What is being asked:
With the pictures omitted, write out the entries that follow exactly as they stand.

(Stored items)

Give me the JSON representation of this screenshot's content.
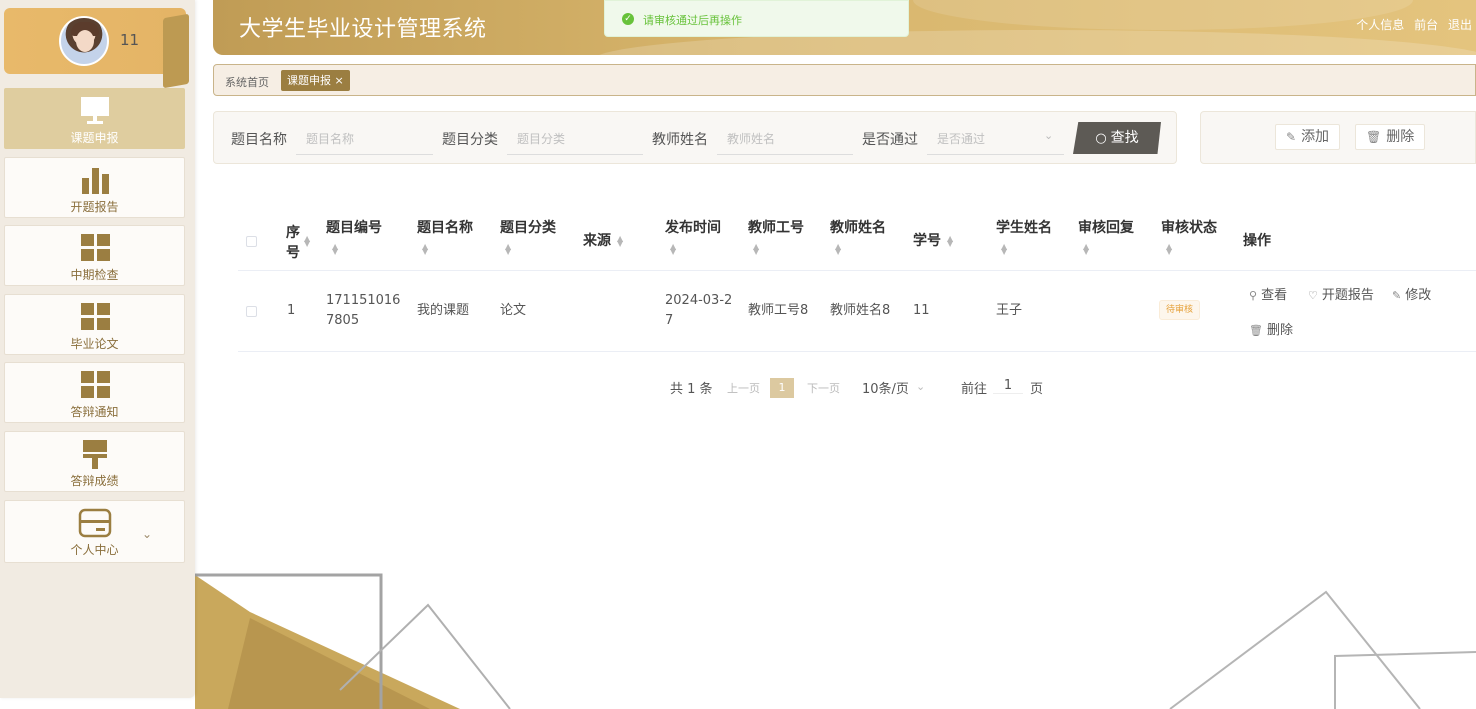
{
  "user": {
    "name": "11"
  },
  "sidebar": {
    "items": [
      {
        "label": "课题申报",
        "icon": "monitor-icon",
        "active": true
      },
      {
        "label": "开题报告",
        "icon": "bar-chart-icon",
        "active": false
      },
      {
        "label": "中期检查",
        "icon": "grid-icon",
        "active": false
      },
      {
        "label": "毕业论文",
        "icon": "grid-icon",
        "active": false
      },
      {
        "label": "答辩通知",
        "icon": "grid-icon",
        "active": false
      },
      {
        "label": "答辩成绩",
        "icon": "brush-icon",
        "active": false
      },
      {
        "label": "个人中心",
        "icon": "card-icon",
        "active": false
      }
    ]
  },
  "header": {
    "title": "大学生毕业设计管理系统",
    "links": {
      "profile": "个人信息",
      "front": "前台",
      "logout": "退出"
    }
  },
  "toast": {
    "message": "请审核通过后再操作",
    "color": "#67c23a"
  },
  "tags": {
    "home": "系统首页",
    "active": "课题申报 ×"
  },
  "search": {
    "fields": [
      {
        "label": "题目名称",
        "placeholder": "题目名称"
      },
      {
        "label": "题目分类",
        "placeholder": "题目分类"
      },
      {
        "label": "教师姓名",
        "placeholder": "教师姓名"
      },
      {
        "label": "是否通过",
        "placeholder": "是否通过"
      }
    ],
    "button": "查找"
  },
  "actions": {
    "add": "添加",
    "delete": "删除"
  },
  "table": {
    "headers": {
      "seq_line1": "序",
      "seq_line2": "号",
      "code": "题目编号",
      "name": "题目名称",
      "category": "题目分类",
      "source": "来源",
      "publish_time": "发布时间",
      "teacher_id": "教师工号",
      "teacher_name": "教师姓名",
      "student_no": "学号",
      "student_name": "学生姓名",
      "review_reply": "审核回复",
      "review_status": "审核状态",
      "operations": "操作"
    },
    "rows": [
      {
        "seq": "1",
        "code_line1": "171151016",
        "code_line2": "7805",
        "name": "我的课题",
        "category": "论文",
        "source": "",
        "time_line1": "2024-03-2",
        "time_line2": "7",
        "teacher_id": "教师工号8",
        "teacher_name": "教师姓名8",
        "student_no": "11",
        "student_name": "王子",
        "review_reply": "",
        "status": "待审核",
        "ops": {
          "view": "查看",
          "report": "开题报告",
          "edit": "修改",
          "delete": "删除"
        }
      }
    ]
  },
  "pagination": {
    "total": "共 1 条",
    "prev": "上一页",
    "current": "1",
    "next": "下一页",
    "page_size": "10条/页",
    "goto": "前往",
    "goto_value": "1",
    "page_unit": "页"
  },
  "colors": {
    "accent": "#c09c55",
    "active_menu": "#dfcd9f",
    "tag": "#9b7e41"
  }
}
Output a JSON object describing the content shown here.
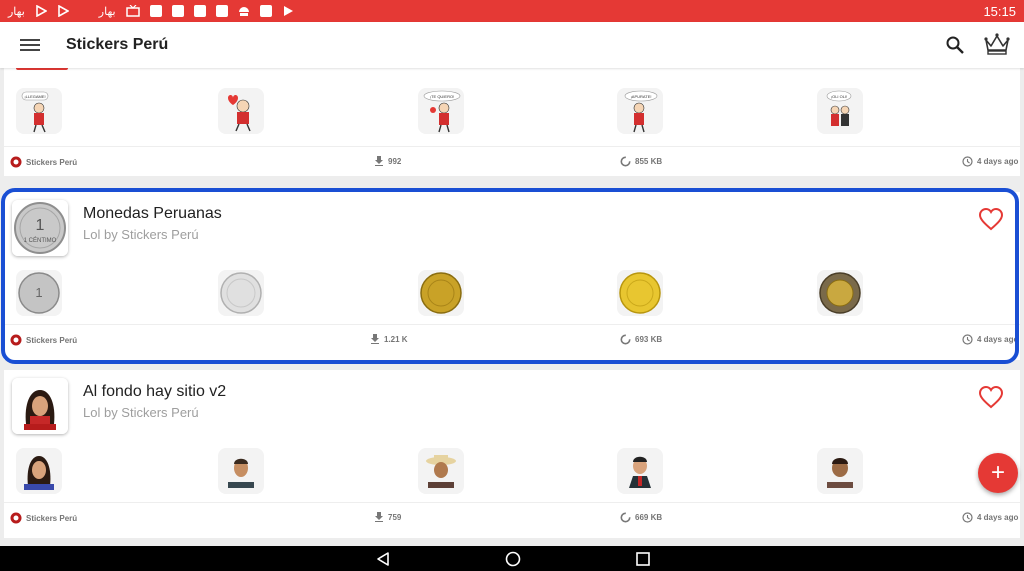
{
  "status_bar": {
    "time": "15:15",
    "left_icons": [
      "app-icon",
      "play-icon",
      "play-icon",
      "moon-icon",
      "app-icon",
      "tv-icon",
      "square-icon",
      "square-icon",
      "square-icon",
      "square-icon",
      "android-icon",
      "square-icon",
      "play-store-icon"
    ],
    "left_label": "بهار"
  },
  "app_bar": {
    "title": "Stickers Perú",
    "icons": [
      "menu-icon",
      "search-icon",
      "crown-icon"
    ]
  },
  "packs": [
    {
      "name": "",
      "subtitle": "",
      "publisher": "Stickers Perú",
      "downloads": "992",
      "size": "855 KB",
      "updated": "4 days ago",
      "sticker_texts": [
        "¡LLEGAME!",
        "",
        "¡TE QUIERO!",
        "¡APURATE!",
        "¡OLI OLI!"
      ]
    },
    {
      "name": "Monedas Peruanas",
      "subtitle": "Lol by Stickers Perú",
      "publisher": "Stickers Perú",
      "downloads": "1.21 K",
      "size": "693 KB",
      "updated": "4 days ago",
      "sticker_texts": [
        "1 CÉNTIMO",
        "",
        "",
        "",
        ""
      ]
    },
    {
      "name": "Al fondo hay sitio v2",
      "subtitle": "Lol by Stickers Perú",
      "publisher": "Stickers Perú",
      "downloads": "759",
      "size": "669 KB",
      "updated": "4 days ago",
      "sticker_texts": [
        "",
        "",
        "",
        "",
        ""
      ]
    }
  ],
  "fab": {
    "label": "+"
  },
  "nav_bar": {
    "icons": [
      "back-icon",
      "home-icon",
      "recents-icon"
    ]
  },
  "colors": {
    "primary": "#e53935",
    "selection": "#1a4fd4",
    "favorite": "#e53935"
  }
}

Answer to this exercise:
Give me the JSON representation of this screenshot's content.
{
  "user": {
    "name": "11"
  },
  "sidebar": {
    "items": [
      {
        "label": "课题申报",
        "icon": "monitor-icon",
        "active": true
      },
      {
        "label": "开题报告",
        "icon": "bar-chart-icon",
        "active": false
      },
      {
        "label": "中期检查",
        "icon": "grid-icon",
        "active": false
      },
      {
        "label": "毕业论文",
        "icon": "grid-icon",
        "active": false
      },
      {
        "label": "答辩通知",
        "icon": "grid-icon",
        "active": false
      },
      {
        "label": "答辩成绩",
        "icon": "brush-icon",
        "active": false
      },
      {
        "label": "个人中心",
        "icon": "card-icon",
        "active": false
      }
    ]
  },
  "header": {
    "title": "大学生毕业设计管理系统",
    "links": {
      "profile": "个人信息",
      "front": "前台",
      "logout": "退出"
    }
  },
  "toast": {
    "message": "请审核通过后再操作",
    "color": "#67c23a"
  },
  "tags": {
    "home": "系统首页",
    "active": "课题申报 ×"
  },
  "search": {
    "fields": [
      {
        "label": "题目名称",
        "placeholder": "题目名称"
      },
      {
        "label": "题目分类",
        "placeholder": "题目分类"
      },
      {
        "label": "教师姓名",
        "placeholder": "教师姓名"
      },
      {
        "label": "是否通过",
        "placeholder": "是否通过"
      }
    ],
    "button": "查找"
  },
  "actions": {
    "add": "添加",
    "delete": "删除"
  },
  "table": {
    "headers": {
      "seq_line1": "序",
      "seq_line2": "号",
      "code": "题目编号",
      "name": "题目名称",
      "category": "题目分类",
      "source": "来源",
      "publish_time": "发布时间",
      "teacher_id": "教师工号",
      "teacher_name": "教师姓名",
      "student_no": "学号",
      "student_name": "学生姓名",
      "review_reply": "审核回复",
      "review_status": "审核状态",
      "operations": "操作"
    },
    "rows": [
      {
        "seq": "1",
        "code_line1": "171151016",
        "code_line2": "7805",
        "name": "我的课题",
        "category": "论文",
        "source": "",
        "time_line1": "2024-03-2",
        "time_line2": "7",
        "teacher_id": "教师工号8",
        "teacher_name": "教师姓名8",
        "student_no": "11",
        "student_name": "王子",
        "review_reply": "",
        "status": "待审核",
        "ops": {
          "view": "查看",
          "report": "开题报告",
          "edit": "修改",
          "delete": "删除"
        }
      }
    ]
  },
  "pagination": {
    "total": "共 1 条",
    "prev": "上一页",
    "current": "1",
    "next": "下一页",
    "page_size": "10条/页",
    "goto": "前往",
    "goto_value": "1",
    "page_unit": "页"
  },
  "colors": {
    "accent": "#c09c55",
    "active_menu": "#dfcd9f",
    "tag": "#9b7e41"
  }
}
Output a JSON object describing the content shown here.
{
  "status_bar": {
    "time": "15:15",
    "left_icons": [
      "app-icon",
      "play-icon",
      "play-icon",
      "moon-icon",
      "app-icon",
      "tv-icon",
      "square-icon",
      "square-icon",
      "square-icon",
      "square-icon",
      "android-icon",
      "square-icon",
      "play-store-icon"
    ],
    "left_label": "بهار"
  },
  "app_bar": {
    "title": "Stickers Perú",
    "icons": [
      "menu-icon",
      "search-icon",
      "crown-icon"
    ]
  },
  "packs": [
    {
      "name": "",
      "subtitle": "",
      "publisher": "Stickers Perú",
      "downloads": "992",
      "size": "855 KB",
      "updated": "4 days ago",
      "sticker_texts": [
        "¡LLEGAME!",
        "",
        "¡TE QUIERO!",
        "¡APURATE!",
        "¡OLI OLI!"
      ]
    },
    {
      "name": "Monedas Peruanas",
      "subtitle": "Lol by Stickers Perú",
      "publisher": "Stickers Perú",
      "downloads": "1.21 K",
      "size": "693 KB",
      "updated": "4 days ago",
      "sticker_texts": [
        "1 CÉNTIMO",
        "",
        "",
        "",
        ""
      ]
    },
    {
      "name": "Al fondo hay sitio v2",
      "subtitle": "Lol by Stickers Perú",
      "publisher": "Stickers Perú",
      "downloads": "759",
      "size": "669 KB",
      "updated": "4 days ago",
      "sticker_texts": [
        "",
        "",
        "",
        "",
        ""
      ]
    }
  ],
  "fab": {
    "label": "+"
  },
  "nav_bar": {
    "icons": [
      "back-icon",
      "home-icon",
      "recents-icon"
    ]
  },
  "colors": {
    "primary": "#e53935",
    "selection": "#1a4fd4",
    "favorite": "#e53935"
  }
}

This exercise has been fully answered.